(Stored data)

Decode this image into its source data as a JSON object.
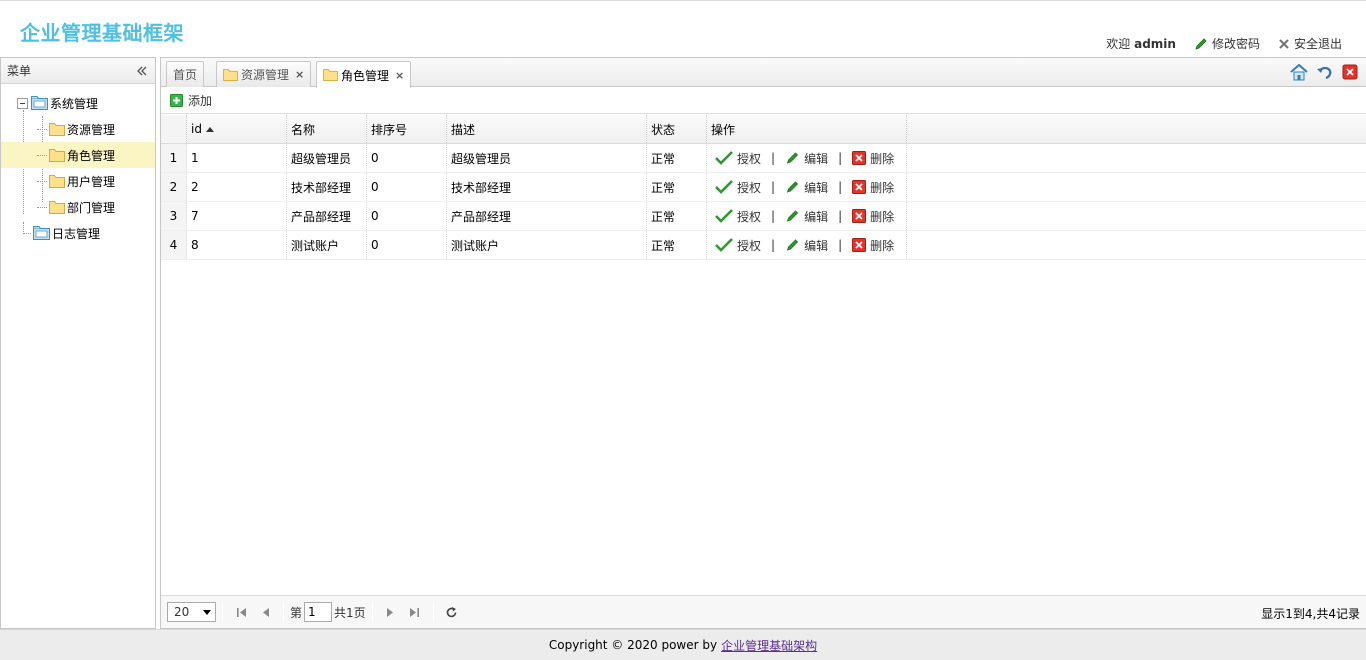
{
  "header": {
    "title": "企业管理基础框架",
    "welcome_prefix": "欢迎",
    "username": "admin",
    "change_password": "修改密码",
    "logout": "安全退出"
  },
  "menu": {
    "title": "菜单",
    "root": {
      "label": "系统管理",
      "icon": "folder-open-icon"
    },
    "children": [
      {
        "label": "资源管理",
        "selected": false
      },
      {
        "label": "角色管理",
        "selected": true
      },
      {
        "label": "用户管理",
        "selected": false
      },
      {
        "label": "部门管理",
        "selected": false
      }
    ],
    "root2": {
      "label": "日志管理",
      "icon": "folder-open-icon"
    }
  },
  "tabs": [
    {
      "label": "首页",
      "closable": false,
      "active": false
    },
    {
      "label": "资源管理",
      "closable": true,
      "active": false
    },
    {
      "label": "角色管理",
      "closable": true,
      "active": true
    }
  ],
  "toolbar": {
    "add_label": "添加"
  },
  "grid": {
    "columns": {
      "id": "id",
      "name": "名称",
      "sort": "排序号",
      "desc": "描述",
      "status": "状态",
      "op": "操作"
    },
    "rows": [
      {
        "rn": "1",
        "id": "1",
        "name": "超级管理员",
        "sort": "0",
        "desc": "超级管理员",
        "status": "正常"
      },
      {
        "rn": "2",
        "id": "2",
        "name": "技术部经理",
        "sort": "0",
        "desc": "技术部经理",
        "status": "正常"
      },
      {
        "rn": "3",
        "id": "7",
        "name": "产品部经理",
        "sort": "0",
        "desc": "产品部经理",
        "status": "正常"
      },
      {
        "rn": "4",
        "id": "8",
        "name": "测试账户",
        "sort": "0",
        "desc": "测试账户",
        "status": "正常"
      }
    ],
    "actions": {
      "grant": "授权",
      "edit": "编辑",
      "delete": "删除",
      "separator": "|"
    }
  },
  "pager": {
    "page_size": "20",
    "page_prefix": "第",
    "page_value": "1",
    "page_suffix": "共1页",
    "info": "显示1到4,共4记录"
  },
  "footer": {
    "text": "Copyright © 2020 power by",
    "link": "企业管理基础架构"
  },
  "colors": {
    "brand": "#4fbfe3",
    "selected_row": "#fbf5c4",
    "grant_green": "#2e9a2e",
    "delete_red": "#d9261c"
  }
}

• Directions:
Write the lines above out again exactly, without any of their pictures.

• Solution to this task:
Decode this image into its source data as a JSON object.
{
  "header": {
    "title": "企业管理基础框架",
    "welcome_prefix": "欢迎",
    "username": "admin",
    "change_password": "修改密码",
    "logout": "安全退出"
  },
  "menu": {
    "title": "菜单",
    "root": {
      "label": "系统管理",
      "icon": "folder-open-icon"
    },
    "children": [
      {
        "label": "资源管理",
        "selected": false
      },
      {
        "label": "角色管理",
        "selected": true
      },
      {
        "label": "用户管理",
        "selected": false
      },
      {
        "label": "部门管理",
        "selected": false
      }
    ],
    "root2": {
      "label": "日志管理",
      "icon": "folder-open-icon"
    }
  },
  "tabs": [
    {
      "label": "首页",
      "closable": false,
      "active": false
    },
    {
      "label": "资源管理",
      "closable": true,
      "active": false
    },
    {
      "label": "角色管理",
      "closable": true,
      "active": true
    }
  ],
  "toolbar": {
    "add_label": "添加"
  },
  "grid": {
    "columns": {
      "id": "id",
      "name": "名称",
      "sort": "排序号",
      "desc": "描述",
      "status": "状态",
      "op": "操作"
    },
    "rows": [
      {
        "rn": "1",
        "id": "1",
        "name": "超级管理员",
        "sort": "0",
        "desc": "超级管理员",
        "status": "正常"
      },
      {
        "rn": "2",
        "id": "2",
        "name": "技术部经理",
        "sort": "0",
        "desc": "技术部经理",
        "status": "正常"
      },
      {
        "rn": "3",
        "id": "7",
        "name": "产品部经理",
        "sort": "0",
        "desc": "产品部经理",
        "status": "正常"
      },
      {
        "rn": "4",
        "id": "8",
        "name": "测试账户",
        "sort": "0",
        "desc": "测试账户",
        "status": "正常"
      }
    ],
    "actions": {
      "grant": "授权",
      "edit": "编辑",
      "delete": "删除",
      "separator": "|"
    }
  },
  "pager": {
    "page_size": "20",
    "page_prefix": "第",
    "page_value": "1",
    "page_suffix": "共1页",
    "info": "显示1到4,共4记录"
  },
  "footer": {
    "text": "Copyright © 2020 power by",
    "link": "企业管理基础架构"
  },
  "colors": {
    "brand": "#4fbfe3",
    "selected_row": "#fbf5c4",
    "grant_green": "#2e9a2e",
    "delete_red": "#d9261c"
  }
}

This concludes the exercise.